Data tied to figure images
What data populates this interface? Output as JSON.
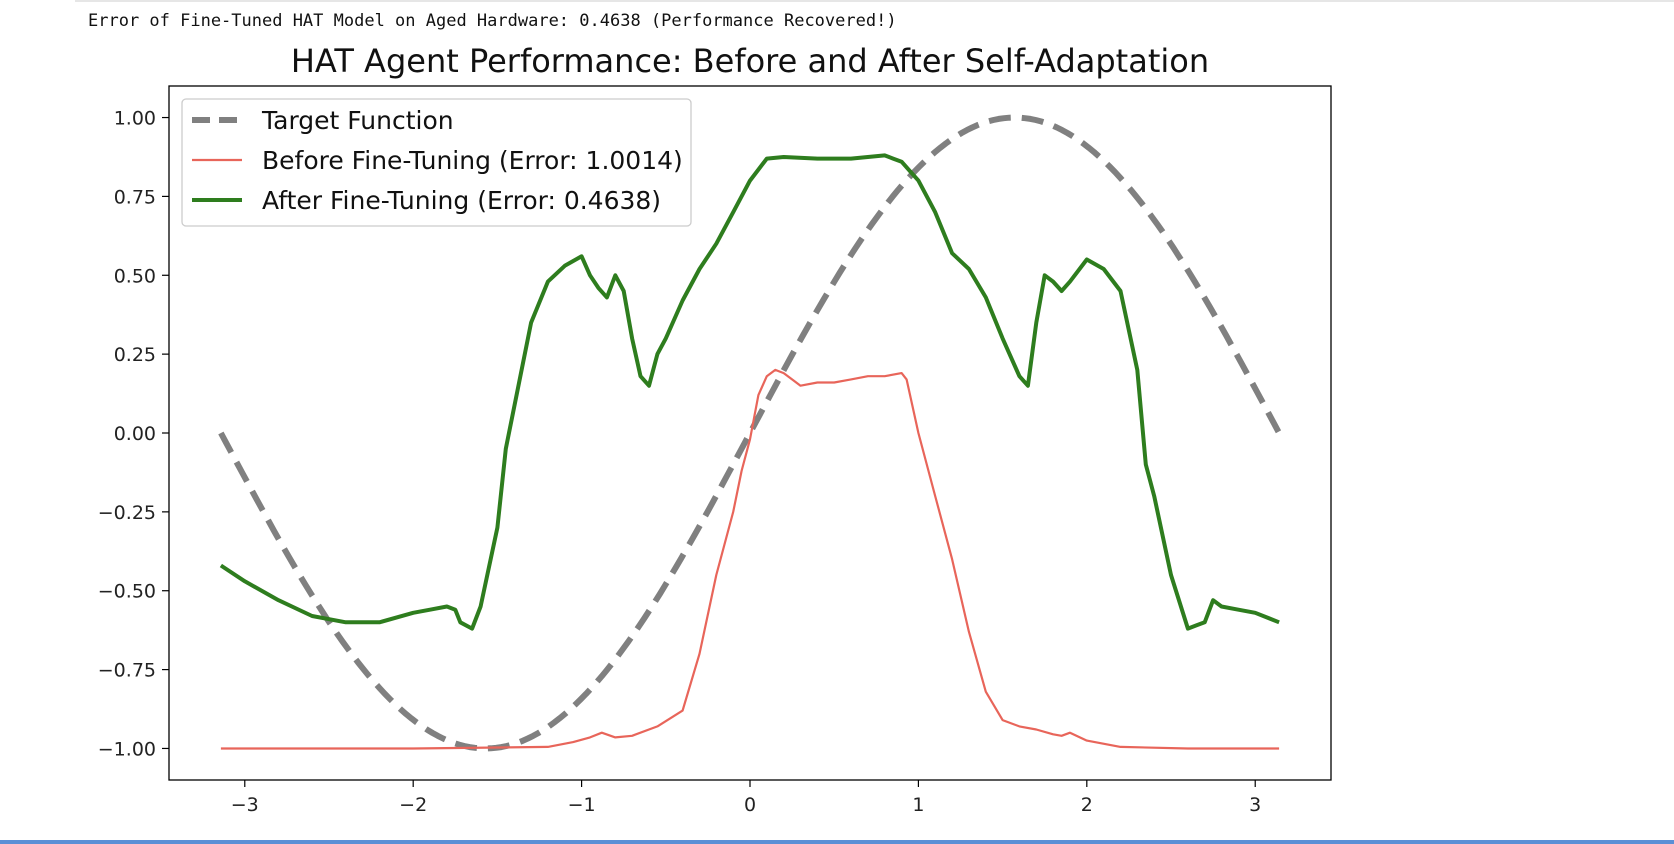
{
  "output": {
    "text": "Error of Fine-Tuned HAT Model on Aged Hardware: 0.4638 (Performance Recovered!)"
  },
  "chart_data": {
    "type": "line",
    "title": "HAT Agent Performance: Before and After Self-Adaptation",
    "xlabel": "",
    "ylabel": "",
    "xlim": [
      -3.45,
      3.45
    ],
    "ylim": [
      -1.1,
      1.1
    ],
    "x_ticks": [
      -3,
      -2,
      -1,
      0,
      1,
      2,
      3
    ],
    "x_tick_labels": [
      "−3",
      "−2",
      "−1",
      "0",
      "1",
      "2",
      "3"
    ],
    "y_ticks": [
      1.0,
      0.75,
      0.5,
      0.25,
      0.0,
      -0.25,
      -0.5,
      -0.75,
      -1.0
    ],
    "y_tick_labels": [
      "1.00",
      "0.75",
      "0.50",
      "0.25",
      "0.00",
      "−0.25",
      "−0.50",
      "−0.75",
      "−1.00"
    ],
    "grid": false,
    "legend_position": "top-left",
    "series": [
      {
        "name": "Target Function",
        "color": "#808080",
        "style": "dashed",
        "function": "sin",
        "x": [
          -3.1416,
          3.1416
        ]
      },
      {
        "name": "Before Fine-Tuning (Error: 1.0014)",
        "color": "#e8655a",
        "style": "solid",
        "x": [
          -3.1416,
          -2.0,
          -1.2,
          -1.05,
          -0.95,
          -0.88,
          -0.8,
          -0.7,
          -0.55,
          -0.4,
          -0.3,
          -0.2,
          -0.1,
          -0.05,
          0.0,
          0.05,
          0.1,
          0.15,
          0.2,
          0.3,
          0.4,
          0.5,
          0.6,
          0.7,
          0.8,
          0.9,
          0.93,
          1.0,
          1.1,
          1.2,
          1.3,
          1.4,
          1.5,
          1.6,
          1.7,
          1.8,
          1.85,
          1.9,
          2.0,
          2.2,
          2.6,
          3.1416
        ],
        "y": [
          -1.0,
          -1.0,
          -0.995,
          -0.98,
          -0.965,
          -0.95,
          -0.965,
          -0.96,
          -0.93,
          -0.88,
          -0.7,
          -0.45,
          -0.25,
          -0.12,
          -0.02,
          0.12,
          0.18,
          0.2,
          0.19,
          0.15,
          0.16,
          0.16,
          0.17,
          0.18,
          0.18,
          0.19,
          0.17,
          0.0,
          -0.2,
          -0.4,
          -0.63,
          -0.82,
          -0.91,
          -0.93,
          -0.94,
          -0.955,
          -0.96,
          -0.95,
          -0.975,
          -0.995,
          -1.0,
          -1.0
        ]
      },
      {
        "name": "After Fine-Tuning (Error: 0.4638)",
        "color": "#2e7d1e",
        "style": "solid",
        "x": [
          -3.1416,
          -3.0,
          -2.8,
          -2.6,
          -2.4,
          -2.2,
          -2.0,
          -1.9,
          -1.8,
          -1.75,
          -1.72,
          -1.65,
          -1.6,
          -1.5,
          -1.45,
          -1.3,
          -1.2,
          -1.1,
          -1.0,
          -0.95,
          -0.9,
          -0.85,
          -0.8,
          -0.75,
          -0.7,
          -0.65,
          -0.6,
          -0.55,
          -0.5,
          -0.4,
          -0.3,
          -0.2,
          -0.1,
          0.0,
          0.1,
          0.2,
          0.4,
          0.6,
          0.8,
          0.85,
          0.9,
          0.95,
          1.0,
          1.1,
          1.2,
          1.3,
          1.4,
          1.5,
          1.6,
          1.65,
          1.7,
          1.75,
          1.8,
          1.85,
          1.9,
          2.0,
          2.1,
          2.2,
          2.3,
          2.35,
          2.4,
          2.5,
          2.6,
          2.65,
          2.7,
          2.75,
          2.8,
          2.9,
          3.0,
          3.1416
        ],
        "y": [
          -0.42,
          -0.47,
          -0.53,
          -0.58,
          -0.6,
          -0.6,
          -0.57,
          -0.56,
          -0.55,
          -0.56,
          -0.6,
          -0.62,
          -0.55,
          -0.3,
          -0.05,
          0.35,
          0.48,
          0.53,
          0.56,
          0.5,
          0.46,
          0.43,
          0.5,
          0.45,
          0.3,
          0.18,
          0.15,
          0.25,
          0.3,
          0.42,
          0.52,
          0.6,
          0.7,
          0.8,
          0.87,
          0.875,
          0.87,
          0.87,
          0.88,
          0.87,
          0.86,
          0.83,
          0.8,
          0.7,
          0.57,
          0.52,
          0.43,
          0.3,
          0.18,
          0.15,
          0.35,
          0.5,
          0.48,
          0.45,
          0.48,
          0.55,
          0.52,
          0.45,
          0.2,
          -0.1,
          -0.2,
          -0.45,
          -0.62,
          -0.61,
          -0.6,
          -0.53,
          -0.55,
          -0.56,
          -0.57,
          -0.6
        ]
      }
    ]
  }
}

* Brief: In the listing, find every line with the word "Performance" and state how many there are, nothing more.

* Solution to the exercise: 2